Start of RECORDS SUPPLIED

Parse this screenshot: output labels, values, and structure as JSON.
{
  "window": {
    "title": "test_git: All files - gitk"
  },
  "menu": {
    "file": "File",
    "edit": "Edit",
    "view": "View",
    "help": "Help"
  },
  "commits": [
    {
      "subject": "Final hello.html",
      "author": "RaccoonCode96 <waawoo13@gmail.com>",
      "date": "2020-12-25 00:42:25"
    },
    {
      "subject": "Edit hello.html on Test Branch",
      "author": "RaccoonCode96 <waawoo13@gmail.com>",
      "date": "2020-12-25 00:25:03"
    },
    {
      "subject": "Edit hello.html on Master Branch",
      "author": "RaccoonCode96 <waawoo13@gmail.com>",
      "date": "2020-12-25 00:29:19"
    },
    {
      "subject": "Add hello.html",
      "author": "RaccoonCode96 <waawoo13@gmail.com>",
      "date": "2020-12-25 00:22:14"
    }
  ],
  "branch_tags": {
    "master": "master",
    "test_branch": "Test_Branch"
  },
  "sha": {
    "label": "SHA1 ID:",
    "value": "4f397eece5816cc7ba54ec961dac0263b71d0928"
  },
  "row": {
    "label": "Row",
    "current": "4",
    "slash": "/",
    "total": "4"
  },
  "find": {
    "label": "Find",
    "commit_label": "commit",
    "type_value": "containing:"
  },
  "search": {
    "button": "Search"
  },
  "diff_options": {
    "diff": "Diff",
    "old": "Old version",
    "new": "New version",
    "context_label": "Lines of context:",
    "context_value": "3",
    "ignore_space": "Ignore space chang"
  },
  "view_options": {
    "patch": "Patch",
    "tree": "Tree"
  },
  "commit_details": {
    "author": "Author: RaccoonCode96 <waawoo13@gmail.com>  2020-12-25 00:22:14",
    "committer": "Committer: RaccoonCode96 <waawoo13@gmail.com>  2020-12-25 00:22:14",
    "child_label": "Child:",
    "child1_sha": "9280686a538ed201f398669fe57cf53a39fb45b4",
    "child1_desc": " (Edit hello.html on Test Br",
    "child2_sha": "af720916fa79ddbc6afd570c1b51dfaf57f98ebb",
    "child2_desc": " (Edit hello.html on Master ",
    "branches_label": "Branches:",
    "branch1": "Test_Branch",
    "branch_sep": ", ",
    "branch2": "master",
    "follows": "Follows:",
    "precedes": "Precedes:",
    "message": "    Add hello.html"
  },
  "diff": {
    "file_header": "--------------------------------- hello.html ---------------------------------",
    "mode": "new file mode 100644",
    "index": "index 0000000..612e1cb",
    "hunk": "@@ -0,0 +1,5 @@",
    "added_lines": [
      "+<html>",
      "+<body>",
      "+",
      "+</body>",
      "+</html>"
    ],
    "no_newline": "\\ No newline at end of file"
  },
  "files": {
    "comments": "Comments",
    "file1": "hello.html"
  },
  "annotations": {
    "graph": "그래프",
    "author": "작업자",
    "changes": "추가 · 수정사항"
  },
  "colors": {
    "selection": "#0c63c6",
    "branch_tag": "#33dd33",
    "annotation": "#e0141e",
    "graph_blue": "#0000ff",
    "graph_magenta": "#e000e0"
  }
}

End of RECORDS SUPPLIED

### OBJECTIVE
The records above should be duplicated in full, exactly as given.

### WRITTEN SOLUTION
Parse this screenshot: output labels, values, and structure as JSON.
{
  "window": {
    "title": "test_git: All files - gitk"
  },
  "menu": {
    "file": "File",
    "edit": "Edit",
    "view": "View",
    "help": "Help"
  },
  "commits": [
    {
      "subject": "Final hello.html",
      "author": "RaccoonCode96 <waawoo13@gmail.com>",
      "date": "2020-12-25 00:42:25"
    },
    {
      "subject": "Edit hello.html on Test Branch",
      "author": "RaccoonCode96 <waawoo13@gmail.com>",
      "date": "2020-12-25 00:25:03"
    },
    {
      "subject": "Edit hello.html on Master Branch",
      "author": "RaccoonCode96 <waawoo13@gmail.com>",
      "date": "2020-12-25 00:29:19"
    },
    {
      "subject": "Add hello.html",
      "author": "RaccoonCode96 <waawoo13@gmail.com>",
      "date": "2020-12-25 00:22:14"
    }
  ],
  "branch_tags": {
    "master": "master",
    "test_branch": "Test_Branch"
  },
  "sha": {
    "label": "SHA1 ID:",
    "value": "4f397eece5816cc7ba54ec961dac0263b71d0928"
  },
  "row": {
    "label": "Row",
    "current": "4",
    "slash": "/",
    "total": "4"
  },
  "find": {
    "label": "Find",
    "commit_label": "commit",
    "type_value": "containing:"
  },
  "search": {
    "button": "Search"
  },
  "diff_options": {
    "diff": "Diff",
    "old": "Old version",
    "new": "New version",
    "context_label": "Lines of context:",
    "context_value": "3",
    "ignore_space": "Ignore space chang"
  },
  "view_options": {
    "patch": "Patch",
    "tree": "Tree"
  },
  "commit_details": {
    "author": "Author: RaccoonCode96 <waawoo13@gmail.com>  2020-12-25 00:22:14",
    "committer": "Committer: RaccoonCode96 <waawoo13@gmail.com>  2020-12-25 00:22:14",
    "child_label": "Child:",
    "child1_sha": "9280686a538ed201f398669fe57cf53a39fb45b4",
    "child1_desc": " (Edit hello.html on Test Br",
    "child2_sha": "af720916fa79ddbc6afd570c1b51dfaf57f98ebb",
    "child2_desc": " (Edit hello.html on Master ",
    "branches_label": "Branches:",
    "branch1": "Test_Branch",
    "branch_sep": ", ",
    "branch2": "master",
    "follows": "Follows:",
    "precedes": "Precedes:",
    "message": "    Add hello.html"
  },
  "diff": {
    "file_header": "--------------------------------- hello.html ---------------------------------",
    "mode": "new file mode 100644",
    "index": "index 0000000..612e1cb",
    "hunk": "@@ -0,0 +1,5 @@",
    "added_lines": [
      "+<html>",
      "+<body>",
      "+",
      "+</body>",
      "+</html>"
    ],
    "no_newline": "\\ No newline at end of file"
  },
  "files": {
    "comments": "Comments",
    "file1": "hello.html"
  },
  "annotations": {
    "graph": "그래프",
    "author": "작업자",
    "changes": "추가 · 수정사항"
  },
  "colors": {
    "selection": "#0c63c6",
    "branch_tag": "#33dd33",
    "annotation": "#e0141e",
    "graph_blue": "#0000ff",
    "graph_magenta": "#e000e0"
  }
}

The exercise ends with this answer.